----- Material provided

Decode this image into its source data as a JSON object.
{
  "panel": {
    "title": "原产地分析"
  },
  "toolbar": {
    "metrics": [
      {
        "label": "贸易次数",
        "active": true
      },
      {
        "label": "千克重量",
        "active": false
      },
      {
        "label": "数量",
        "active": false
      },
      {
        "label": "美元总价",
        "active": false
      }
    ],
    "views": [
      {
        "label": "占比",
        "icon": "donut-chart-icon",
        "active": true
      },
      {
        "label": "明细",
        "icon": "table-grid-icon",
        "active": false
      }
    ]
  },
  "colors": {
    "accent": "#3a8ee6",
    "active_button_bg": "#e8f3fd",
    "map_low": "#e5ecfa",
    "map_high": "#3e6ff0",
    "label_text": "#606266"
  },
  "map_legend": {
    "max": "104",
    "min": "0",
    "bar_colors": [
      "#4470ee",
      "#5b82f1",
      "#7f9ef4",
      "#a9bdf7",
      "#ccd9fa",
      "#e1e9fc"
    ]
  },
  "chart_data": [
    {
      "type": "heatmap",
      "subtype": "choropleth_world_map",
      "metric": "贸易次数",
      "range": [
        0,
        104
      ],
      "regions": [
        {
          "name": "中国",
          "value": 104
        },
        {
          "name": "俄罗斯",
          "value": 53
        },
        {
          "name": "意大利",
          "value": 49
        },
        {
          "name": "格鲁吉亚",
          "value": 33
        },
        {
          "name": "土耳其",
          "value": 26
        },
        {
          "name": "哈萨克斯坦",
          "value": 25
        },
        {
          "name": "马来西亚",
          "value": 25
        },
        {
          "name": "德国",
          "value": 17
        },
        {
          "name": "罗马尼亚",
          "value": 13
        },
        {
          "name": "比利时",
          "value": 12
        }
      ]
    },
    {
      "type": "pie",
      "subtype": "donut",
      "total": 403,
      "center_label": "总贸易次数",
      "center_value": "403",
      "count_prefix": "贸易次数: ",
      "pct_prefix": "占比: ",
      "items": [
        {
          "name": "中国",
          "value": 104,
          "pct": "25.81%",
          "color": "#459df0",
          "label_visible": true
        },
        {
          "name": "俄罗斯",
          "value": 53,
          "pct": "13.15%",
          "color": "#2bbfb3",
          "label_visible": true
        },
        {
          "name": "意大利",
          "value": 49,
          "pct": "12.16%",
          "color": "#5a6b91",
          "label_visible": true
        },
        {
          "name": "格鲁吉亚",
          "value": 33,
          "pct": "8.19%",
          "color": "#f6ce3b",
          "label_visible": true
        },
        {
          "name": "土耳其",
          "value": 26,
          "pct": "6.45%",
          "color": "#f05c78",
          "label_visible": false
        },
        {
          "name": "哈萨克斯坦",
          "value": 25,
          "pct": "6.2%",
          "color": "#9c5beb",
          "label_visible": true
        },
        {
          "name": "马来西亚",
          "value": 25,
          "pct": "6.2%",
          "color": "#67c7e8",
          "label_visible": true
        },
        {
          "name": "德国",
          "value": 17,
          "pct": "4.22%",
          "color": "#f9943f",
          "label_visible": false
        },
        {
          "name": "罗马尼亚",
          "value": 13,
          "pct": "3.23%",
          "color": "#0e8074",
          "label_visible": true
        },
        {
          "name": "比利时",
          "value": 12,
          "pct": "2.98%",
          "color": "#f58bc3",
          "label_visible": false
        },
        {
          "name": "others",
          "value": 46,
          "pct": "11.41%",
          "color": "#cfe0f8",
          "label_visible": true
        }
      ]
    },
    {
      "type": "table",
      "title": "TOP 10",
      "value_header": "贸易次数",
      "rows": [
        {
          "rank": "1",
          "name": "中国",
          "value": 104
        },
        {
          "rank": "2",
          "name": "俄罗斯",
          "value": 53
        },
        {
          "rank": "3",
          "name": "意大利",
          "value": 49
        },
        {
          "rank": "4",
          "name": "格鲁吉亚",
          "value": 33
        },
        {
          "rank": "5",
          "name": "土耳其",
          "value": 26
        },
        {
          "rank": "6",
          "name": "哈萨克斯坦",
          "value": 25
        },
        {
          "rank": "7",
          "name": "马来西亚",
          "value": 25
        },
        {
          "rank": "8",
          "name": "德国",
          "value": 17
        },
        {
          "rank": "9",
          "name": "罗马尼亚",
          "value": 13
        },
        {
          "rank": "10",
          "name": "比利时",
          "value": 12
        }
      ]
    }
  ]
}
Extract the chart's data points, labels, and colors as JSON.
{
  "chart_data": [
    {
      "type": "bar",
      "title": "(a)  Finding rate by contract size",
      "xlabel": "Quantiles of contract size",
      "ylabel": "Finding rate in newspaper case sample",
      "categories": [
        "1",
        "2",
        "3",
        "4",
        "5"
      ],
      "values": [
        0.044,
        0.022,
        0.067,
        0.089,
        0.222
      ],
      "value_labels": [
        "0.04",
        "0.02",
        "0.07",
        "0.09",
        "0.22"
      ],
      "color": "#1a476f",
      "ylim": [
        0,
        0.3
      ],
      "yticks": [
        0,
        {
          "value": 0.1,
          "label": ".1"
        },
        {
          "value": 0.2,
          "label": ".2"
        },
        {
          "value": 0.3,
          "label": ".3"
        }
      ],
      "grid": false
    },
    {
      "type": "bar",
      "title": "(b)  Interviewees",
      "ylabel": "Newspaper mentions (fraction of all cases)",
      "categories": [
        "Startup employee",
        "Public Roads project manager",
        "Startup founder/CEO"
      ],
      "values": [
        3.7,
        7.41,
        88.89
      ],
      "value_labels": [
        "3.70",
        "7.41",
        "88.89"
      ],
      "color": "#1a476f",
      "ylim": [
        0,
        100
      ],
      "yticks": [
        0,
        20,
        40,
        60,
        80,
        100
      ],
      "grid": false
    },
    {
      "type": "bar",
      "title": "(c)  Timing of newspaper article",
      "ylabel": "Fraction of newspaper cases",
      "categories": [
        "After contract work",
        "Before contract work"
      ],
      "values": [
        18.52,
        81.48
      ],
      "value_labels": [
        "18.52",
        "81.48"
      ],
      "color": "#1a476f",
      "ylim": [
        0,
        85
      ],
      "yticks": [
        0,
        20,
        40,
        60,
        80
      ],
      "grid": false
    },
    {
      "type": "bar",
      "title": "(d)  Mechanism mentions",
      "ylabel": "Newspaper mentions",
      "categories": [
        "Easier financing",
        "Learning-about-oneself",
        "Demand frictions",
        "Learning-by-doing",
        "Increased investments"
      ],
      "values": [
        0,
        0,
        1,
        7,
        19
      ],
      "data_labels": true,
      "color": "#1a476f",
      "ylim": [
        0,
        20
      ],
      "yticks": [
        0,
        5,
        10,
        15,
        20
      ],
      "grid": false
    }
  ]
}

----------

- _Given request_:
Some lines of the records may hold the word "JSON". How many do? Answer with a number and nothing else.

- _Response below_:
2